TASK TO CARRY OUT — Write out every line below that includes the word "mostly".

☆ ☆ ☆

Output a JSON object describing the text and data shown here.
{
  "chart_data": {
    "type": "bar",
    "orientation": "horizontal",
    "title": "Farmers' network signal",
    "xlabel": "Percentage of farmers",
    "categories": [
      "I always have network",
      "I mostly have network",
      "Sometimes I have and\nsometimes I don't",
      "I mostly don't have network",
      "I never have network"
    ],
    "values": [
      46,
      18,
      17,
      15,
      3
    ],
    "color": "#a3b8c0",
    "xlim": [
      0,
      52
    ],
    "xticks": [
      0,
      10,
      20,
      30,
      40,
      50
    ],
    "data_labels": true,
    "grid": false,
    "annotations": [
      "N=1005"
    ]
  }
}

☆ ☆ ☆

TASK ANSWER —
      "I mostly have network",
      "I mostly don't have network",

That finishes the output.